[Start PROVIDED MATERIAL]

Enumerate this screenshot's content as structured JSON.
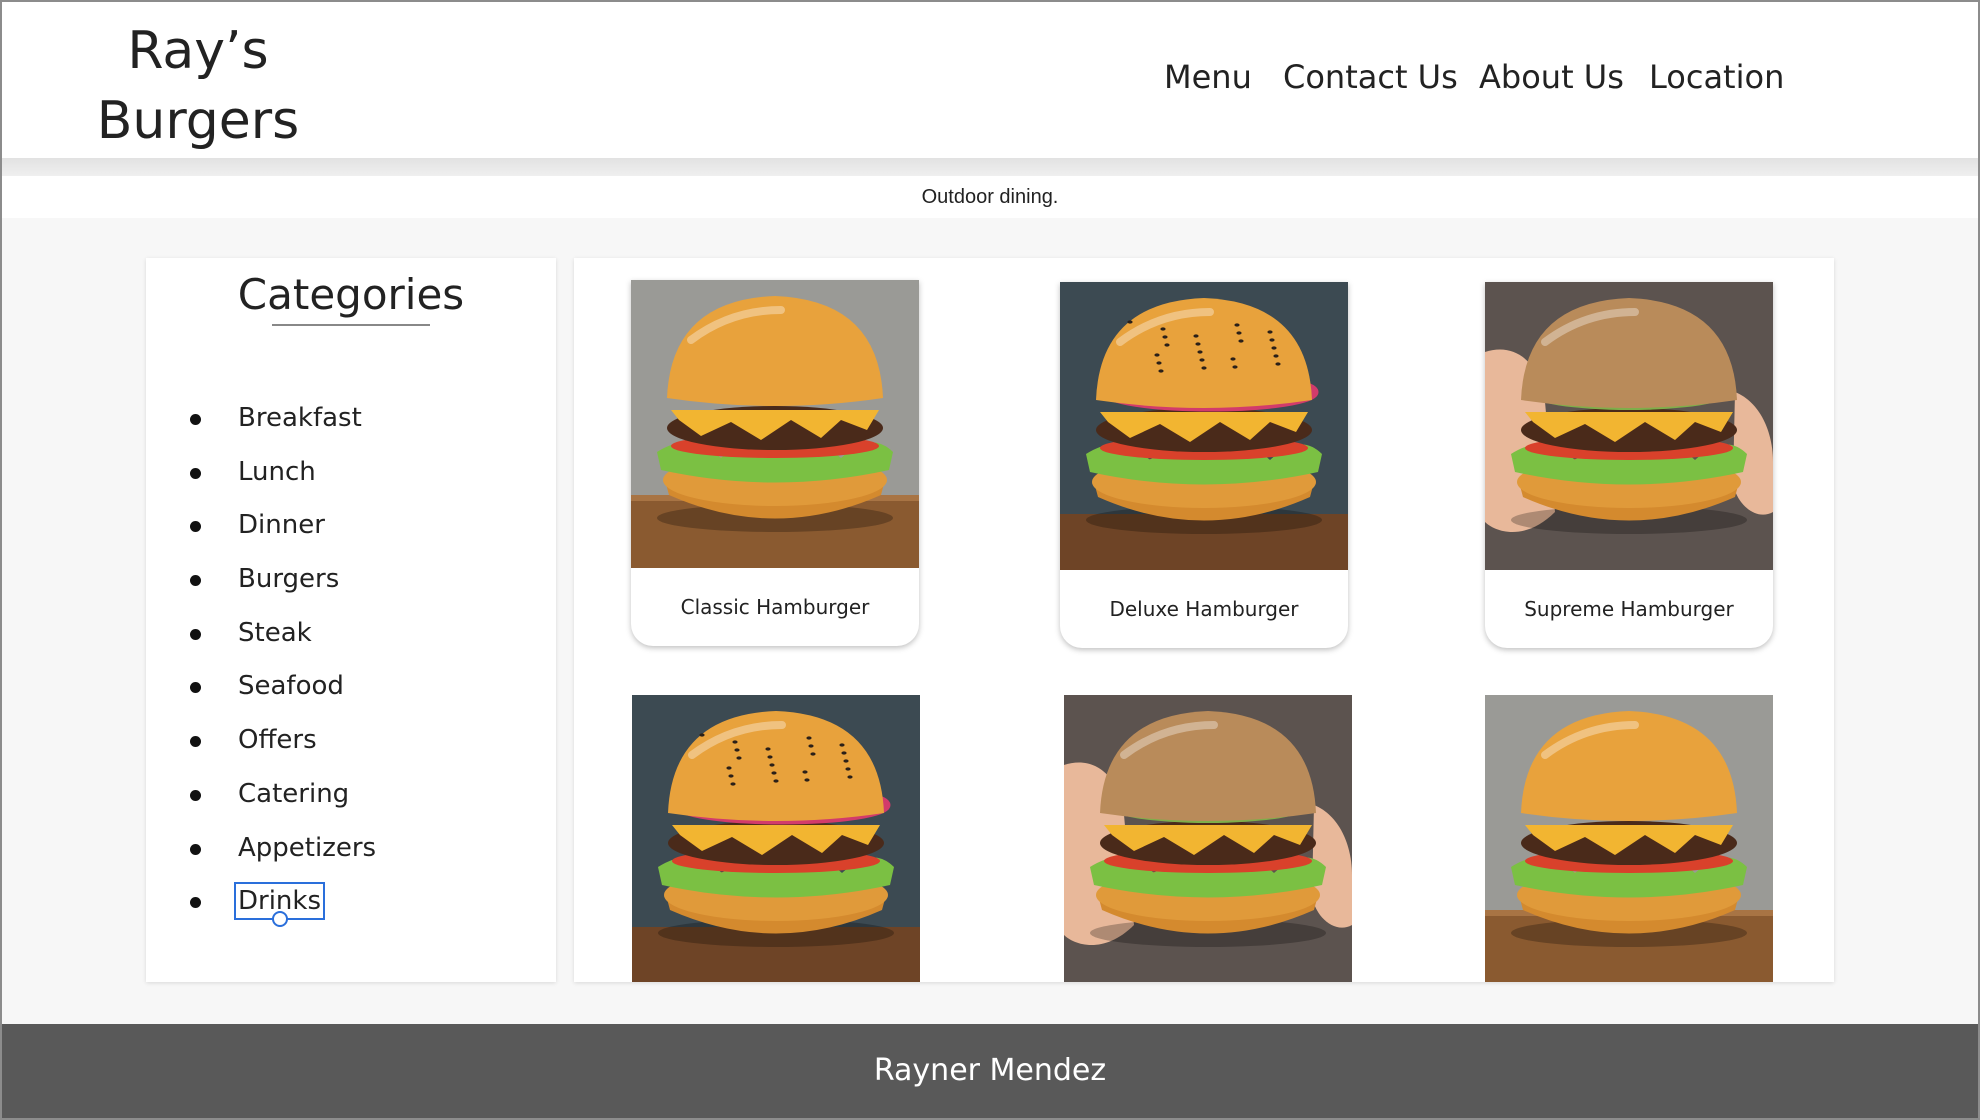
{
  "header": {
    "logo_line1": "Ray’s",
    "logo_line2": "Burgers",
    "nav": [
      {
        "label": "Menu"
      },
      {
        "label": "Contact Us"
      },
      {
        "label": "About Us"
      },
      {
        "label": "Location"
      }
    ]
  },
  "tagline": "Outdoor dining.",
  "sidebar": {
    "title": "Categories",
    "items": [
      {
        "label": "Breakfast"
      },
      {
        "label": "Lunch"
      },
      {
        "label": "Dinner"
      },
      {
        "label": "Burgers"
      },
      {
        "label": "Steak"
      },
      {
        "label": "Seafood"
      },
      {
        "label": "Offers"
      },
      {
        "label": "Catering"
      },
      {
        "label": "Appetizers"
      },
      {
        "label": "Drinks",
        "selected": true
      }
    ]
  },
  "gallery": {
    "cards": [
      {
        "label": "Classic Hamburger",
        "photo": "classic"
      },
      {
        "label": "Deluxe Hamburger",
        "photo": "deluxe"
      },
      {
        "label": "Supreme Hamburger",
        "photo": "supreme"
      },
      {
        "label": "",
        "photo": "deluxe"
      },
      {
        "label": "",
        "photo": "supreme"
      },
      {
        "label": "",
        "photo": "classic"
      }
    ]
  },
  "footer": {
    "text": "Rayner Mendez"
  },
  "colors": {
    "footer_bg": "#595959",
    "selection_outline": "#2a6fdb",
    "bun": "#e8a23c",
    "cheese": "#f2b531",
    "lettuce": "#7bc043",
    "patty": "#4a2a1a"
  },
  "icons": [
    "list-bullet-icon",
    "burger-photo"
  ]
}
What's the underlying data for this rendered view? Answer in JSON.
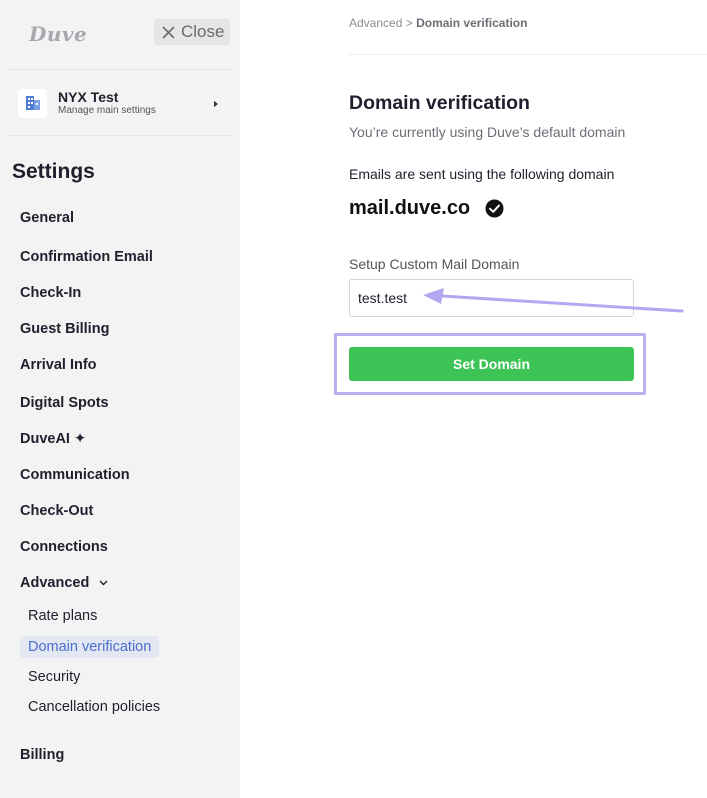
{
  "sidebar": {
    "logo": "Duve",
    "close_label": "Close",
    "property": {
      "name": "NYX Test",
      "subtitle": "Manage main settings"
    },
    "settings_title": "Settings",
    "items": [
      {
        "label": "General"
      },
      {
        "label": "Confirmation Email"
      },
      {
        "label": "Check-In"
      },
      {
        "label": "Guest Billing"
      },
      {
        "label": "Arrival Info"
      },
      {
        "label": "Digital Spots"
      },
      {
        "label": "DuveAI ✦"
      },
      {
        "label": "Communication"
      },
      {
        "label": "Check-Out"
      },
      {
        "label": "Connections"
      },
      {
        "label": "Advanced"
      },
      {
        "label": "Billing"
      }
    ],
    "advanced_subitems": [
      {
        "label": "Rate plans"
      },
      {
        "label": "Domain verification",
        "active": true
      },
      {
        "label": "Security"
      },
      {
        "label": "Cancellation policies"
      }
    ]
  },
  "breadcrumb": {
    "parent": "Advanced",
    "separator": ">",
    "current": "Domain verification"
  },
  "main": {
    "title": "Domain verification",
    "subtitle": "You’re currently using Duve’s default domain",
    "emails_label": "Emails are sent using the following domain",
    "current_domain": "mail.duve.co",
    "field_label": "Setup Custom Mail Domain",
    "input_value": "test.test",
    "set_domain_label": "Set Domain"
  },
  "colors": {
    "accent_green": "#3ec456",
    "active_nav_bg": "#e2e7f2",
    "active_nav_text": "#4a6fd1",
    "annotation_purple": "#b9aef0"
  },
  "icons": {
    "close": "close-x-icon",
    "property": "building-icon",
    "verified": "check-circle-icon",
    "advanced_chevron": "chevron-down-icon",
    "annotation": "arrow-left-icon"
  }
}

[End PROVIDED MATERIAL]

● WHAT YOU SHOULD DO
Your copy of the data above should match it exactly, except that pictures are left out.

● RESPONSE
Enumerate this screenshot's content as structured JSON.
{
  "header": {
    "logo_line1": "Ray’s",
    "logo_line2": "Burgers",
    "nav": [
      {
        "label": "Menu"
      },
      {
        "label": "Contact Us"
      },
      {
        "label": "About Us"
      },
      {
        "label": "Location"
      }
    ]
  },
  "tagline": "Outdoor dining.",
  "sidebar": {
    "title": "Categories",
    "items": [
      {
        "label": "Breakfast"
      },
      {
        "label": "Lunch"
      },
      {
        "label": "Dinner"
      },
      {
        "label": "Burgers"
      },
      {
        "label": "Steak"
      },
      {
        "label": "Seafood"
      },
      {
        "label": "Offers"
      },
      {
        "label": "Catering"
      },
      {
        "label": "Appetizers"
      },
      {
        "label": "Drinks",
        "selected": true
      }
    ]
  },
  "gallery": {
    "cards": [
      {
        "label": "Classic Hamburger",
        "photo": "classic"
      },
      {
        "label": "Deluxe Hamburger",
        "photo": "deluxe"
      },
      {
        "label": "Supreme Hamburger",
        "photo": "supreme"
      },
      {
        "label": "",
        "photo": "deluxe"
      },
      {
        "label": "",
        "photo": "supreme"
      },
      {
        "label": "",
        "photo": "classic"
      }
    ]
  },
  "footer": {
    "text": "Rayner Mendez"
  },
  "colors": {
    "footer_bg": "#595959",
    "selection_outline": "#2a6fdb",
    "bun": "#e8a23c",
    "cheese": "#f2b531",
    "lettuce": "#7bc043",
    "patty": "#4a2a1a"
  },
  "icons": [
    "list-bullet-icon",
    "burger-photo"
  ]
}
What's the underlying data for this rendered view? Answer in JSON.
{
  "sidebar": {
    "logo": "Duve",
    "close_label": "Close",
    "property": {
      "name": "NYX Test",
      "subtitle": "Manage main settings"
    },
    "settings_title": "Settings",
    "items": [
      {
        "label": "General"
      },
      {
        "label": "Confirmation Email"
      },
      {
        "label": "Check-In"
      },
      {
        "label": "Guest Billing"
      },
      {
        "label": "Arrival Info"
      },
      {
        "label": "Digital Spots"
      },
      {
        "label": "DuveAI ✦"
      },
      {
        "label": "Communication"
      },
      {
        "label": "Check-Out"
      },
      {
        "label": "Connections"
      },
      {
        "label": "Advanced"
      },
      {
        "label": "Billing"
      }
    ],
    "advanced_subitems": [
      {
        "label": "Rate plans"
      },
      {
        "label": "Domain verification",
        "active": true
      },
      {
        "label": "Security"
      },
      {
        "label": "Cancellation policies"
      }
    ]
  },
  "breadcrumb": {
    "parent": "Advanced",
    "separator": ">",
    "current": "Domain verification"
  },
  "main": {
    "title": "Domain verification",
    "subtitle": "You’re currently using Duve’s default domain",
    "emails_label": "Emails are sent using the following domain",
    "current_domain": "mail.duve.co",
    "field_label": "Setup Custom Mail Domain",
    "input_value": "test.test",
    "set_domain_label": "Set Domain"
  },
  "colors": {
    "accent_green": "#3ec456",
    "active_nav_bg": "#e2e7f2",
    "active_nav_text": "#4a6fd1",
    "annotation_purple": "#b9aef0"
  },
  "icons": {
    "close": "close-x-icon",
    "property": "building-icon",
    "verified": "check-circle-icon",
    "advanced_chevron": "chevron-down-icon",
    "annotation": "arrow-left-icon"
  }
}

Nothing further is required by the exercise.